Emit the entire listing verbatim.

- **Record list**
------------------------------------------------------------

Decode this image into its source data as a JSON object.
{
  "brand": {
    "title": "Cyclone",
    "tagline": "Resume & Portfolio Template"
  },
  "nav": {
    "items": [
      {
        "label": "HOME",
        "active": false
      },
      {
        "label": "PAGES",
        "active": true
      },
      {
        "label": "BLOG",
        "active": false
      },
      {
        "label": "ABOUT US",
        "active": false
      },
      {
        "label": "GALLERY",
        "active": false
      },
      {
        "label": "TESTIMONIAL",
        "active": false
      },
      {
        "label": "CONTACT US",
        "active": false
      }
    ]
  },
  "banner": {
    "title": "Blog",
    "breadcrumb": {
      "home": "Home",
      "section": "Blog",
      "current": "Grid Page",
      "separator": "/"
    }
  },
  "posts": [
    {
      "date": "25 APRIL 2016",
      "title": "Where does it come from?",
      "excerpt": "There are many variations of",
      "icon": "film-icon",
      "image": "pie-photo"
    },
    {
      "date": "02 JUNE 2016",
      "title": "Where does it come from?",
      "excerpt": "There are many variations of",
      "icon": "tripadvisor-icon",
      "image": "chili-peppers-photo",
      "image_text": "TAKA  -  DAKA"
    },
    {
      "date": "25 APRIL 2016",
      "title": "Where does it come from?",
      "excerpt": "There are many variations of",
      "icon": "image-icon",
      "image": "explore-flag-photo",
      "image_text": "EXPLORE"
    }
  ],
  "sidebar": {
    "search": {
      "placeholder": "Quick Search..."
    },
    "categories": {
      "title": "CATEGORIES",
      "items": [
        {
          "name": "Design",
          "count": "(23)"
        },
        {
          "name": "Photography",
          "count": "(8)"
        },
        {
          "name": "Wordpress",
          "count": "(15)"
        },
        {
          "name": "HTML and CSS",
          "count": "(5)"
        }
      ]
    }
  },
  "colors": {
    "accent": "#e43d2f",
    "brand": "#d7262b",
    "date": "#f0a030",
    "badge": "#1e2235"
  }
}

------------------------------------------------------------

- **Finished answer**
Decode this image into its source data as a JSON object.
{
  "brand": {
    "title": "Cyclone",
    "tagline": "Resume & Portfolio Template"
  },
  "nav": {
    "items": [
      {
        "label": "HOME",
        "active": false
      },
      {
        "label": "PAGES",
        "active": true
      },
      {
        "label": "BLOG",
        "active": false
      },
      {
        "label": "ABOUT US",
        "active": false
      },
      {
        "label": "GALLERY",
        "active": false
      },
      {
        "label": "TESTIMONIAL",
        "active": false
      },
      {
        "label": "CONTACT US",
        "active": false
      }
    ]
  },
  "banner": {
    "title": "Blog",
    "breadcrumb": {
      "home": "Home",
      "section": "Blog",
      "current": "Grid Page",
      "separator": "/"
    }
  },
  "posts": [
    {
      "date": "25 APRIL 2016",
      "title": "Where does it come from?",
      "excerpt": "There are many variations of",
      "icon": "film-icon",
      "image": "pie-photo"
    },
    {
      "date": "02 JUNE 2016",
      "title": "Where does it come from?",
      "excerpt": "There are many variations of",
      "icon": "tripadvisor-icon",
      "image": "chili-peppers-photo",
      "image_text": "TAKA  -  DAKA"
    },
    {
      "date": "25 APRIL 2016",
      "title": "Where does it come from?",
      "excerpt": "There are many variations of",
      "icon": "image-icon",
      "image": "explore-flag-photo",
      "image_text": "EXPLORE"
    }
  ],
  "sidebar": {
    "search": {
      "placeholder": "Quick Search..."
    },
    "categories": {
      "title": "CATEGORIES",
      "items": [
        {
          "name": "Design",
          "count": "(23)"
        },
        {
          "name": "Photography",
          "count": "(8)"
        },
        {
          "name": "Wordpress",
          "count": "(15)"
        },
        {
          "name": "HTML and CSS",
          "count": "(5)"
        }
      ]
    }
  },
  "colors": {
    "accent": "#e43d2f",
    "brand": "#d7262b",
    "date": "#f0a030",
    "badge": "#1e2235"
  }
}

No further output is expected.